# Extrait présenté
━━━━━━━━━━
Un MVP en saison régulière, des limites en playoffs

Après, le contexte fait que les langues se délient sur James Harden. Mais ce n’est pas un branleur pour autant. Bien sûr qu’il a aussi une éthique de travail. Bien sûr qu’il s’entraîne dur. Aucun joueur n’atteint un tel niveau sans s’entraîner dur. Encore une fois, le problème n’est pas là. Et à vrai dire, c’est même un super basketteur. L’un des plus talentueux et les plus prolifiques de la NBA. Sauf que… il présente certaines limites. Non négligeables. Que ses supporteurs les plus dévoués refusent de voir et que ses détracteurs exacerbent pour lui taper dessus. La défense n’est peut-être même pas le plus gros point faible du garçon. Et oui. C’est une zone d’ombre. Mais ce n’est même pas le pire. Des superstars qui ne défendent pas – ou qui ne défendent plus –, il y en a plein. Encore une fois, le vrai problème, c’est qu’Harden ne fait plus rien du tout quand il n’a pas le ballon entre les mains. Rien du tout. Rien de rien. Pas une coupe vers le panier. Pas un déplacement. Rien. Il attend. L’avantage, presque heureusement, c’est qu’il a quasiment constamment le ballon entre les mains. Cela fait trois ans qu’il est le joueur avec le plus de possessions jouées en NBA. Et il a beau avoir fait mine de vouloir retrouver du « beau basket », ce qu’il aurait confié à Stephen Curry, il a pourtant tout fait pour que les Rockets exploitent au maximum ses isolations. Quitte à fatiguer tout le monde, y compris ses coéquipiers. Même les plus doués d’entre eux, comme CP3. Tout pour ses statistiques. Tout pour le MVP, un trophée qui lui tient terriblement à cœur. Quoi qu’il en dise. Les faits le prouvent. Les images le montrent. Pour quels résultats en playoffs ? Harden est l’un des meilleurs joueurs de la saison régulière. Top-deux en NBA du mois d’octobre jusqu’en avril. Mais au printemps ? Il recule au sixième, septième rang. Avec Houston, en 85 matches de playoffs, il compile 28 points, 7 passes, 42% aux tirs et 32% à trois-points. Contre presque 30 points et 8 passes en saison régulière, à 44 et 36. Les stars sont censées hausser leur niveau de jeu lors des matches importants. Pas lui.
━━━━━━━━━━
# Données fournies
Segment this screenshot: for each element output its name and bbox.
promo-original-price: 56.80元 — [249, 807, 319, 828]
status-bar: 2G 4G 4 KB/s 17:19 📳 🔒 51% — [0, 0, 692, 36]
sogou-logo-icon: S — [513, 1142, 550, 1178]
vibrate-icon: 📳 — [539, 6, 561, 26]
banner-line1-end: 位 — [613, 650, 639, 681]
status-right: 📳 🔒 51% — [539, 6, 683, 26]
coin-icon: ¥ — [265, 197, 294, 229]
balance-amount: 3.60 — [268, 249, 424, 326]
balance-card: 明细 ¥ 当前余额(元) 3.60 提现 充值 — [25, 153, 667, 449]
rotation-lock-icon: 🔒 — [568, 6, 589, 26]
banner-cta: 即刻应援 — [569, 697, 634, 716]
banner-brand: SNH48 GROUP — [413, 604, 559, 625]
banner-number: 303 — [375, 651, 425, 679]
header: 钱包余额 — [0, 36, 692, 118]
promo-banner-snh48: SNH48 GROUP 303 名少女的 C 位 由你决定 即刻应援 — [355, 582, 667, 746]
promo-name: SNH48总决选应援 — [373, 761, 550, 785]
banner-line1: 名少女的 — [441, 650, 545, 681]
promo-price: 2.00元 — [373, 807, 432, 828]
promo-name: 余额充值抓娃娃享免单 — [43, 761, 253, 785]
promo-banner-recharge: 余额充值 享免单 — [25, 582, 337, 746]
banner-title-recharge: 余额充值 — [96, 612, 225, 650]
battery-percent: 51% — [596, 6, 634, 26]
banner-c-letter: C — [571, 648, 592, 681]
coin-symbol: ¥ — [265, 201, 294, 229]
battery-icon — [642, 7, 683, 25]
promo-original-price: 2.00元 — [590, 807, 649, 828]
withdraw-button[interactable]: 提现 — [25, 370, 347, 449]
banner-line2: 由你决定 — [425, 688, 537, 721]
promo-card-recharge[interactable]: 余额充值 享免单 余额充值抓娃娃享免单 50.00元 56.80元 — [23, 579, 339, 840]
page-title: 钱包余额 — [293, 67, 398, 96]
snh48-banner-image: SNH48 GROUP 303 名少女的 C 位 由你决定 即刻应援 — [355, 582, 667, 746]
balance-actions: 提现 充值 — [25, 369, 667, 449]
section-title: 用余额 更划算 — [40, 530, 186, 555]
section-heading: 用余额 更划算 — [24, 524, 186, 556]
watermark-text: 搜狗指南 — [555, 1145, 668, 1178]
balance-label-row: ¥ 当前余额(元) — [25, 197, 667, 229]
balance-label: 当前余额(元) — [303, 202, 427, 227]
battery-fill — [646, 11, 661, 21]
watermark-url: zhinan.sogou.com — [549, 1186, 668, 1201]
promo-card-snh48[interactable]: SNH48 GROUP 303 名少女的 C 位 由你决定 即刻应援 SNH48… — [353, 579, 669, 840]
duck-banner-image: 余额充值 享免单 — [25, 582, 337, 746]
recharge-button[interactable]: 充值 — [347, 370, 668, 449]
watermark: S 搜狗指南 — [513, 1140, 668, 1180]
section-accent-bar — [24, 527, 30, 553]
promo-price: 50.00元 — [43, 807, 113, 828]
━━━━━━━━━━
# Énoncé écrit 1
D'après l'extrait sur James Harden, depuis combien de temps est-il le joueur qui compte le plus de possessions jouées en NBA ?
# Énoncé écrit 2
Pour chacune de ces affirmations, indiquez par oui ou par non si elle concorde avec l'extrait sur James Harden, en citant les mots décisifs du texte.
(a) Avec Houston en playoffs, Harden tire à 42 % aux tirs.
(b) L'extrait présente la défense comme le plus gros point faible de Harden.
(c) En saison régulière, Harden figure parmi les deux meilleurs joueurs de la NBA d'octobre à avril.

# Corrigé 1
Depuis trois ans.

# Corrigé 2
(a) Oui : « il compile 28 points, 7 passes, 42% aux tirs et 32% à trois-points ».
(b) Non : « La défense n’est peut-être même pas le plus gros point faible du garçon. »
(c) Oui : « Top-deux en NBA du mois d’octobre jusqu’en avril. »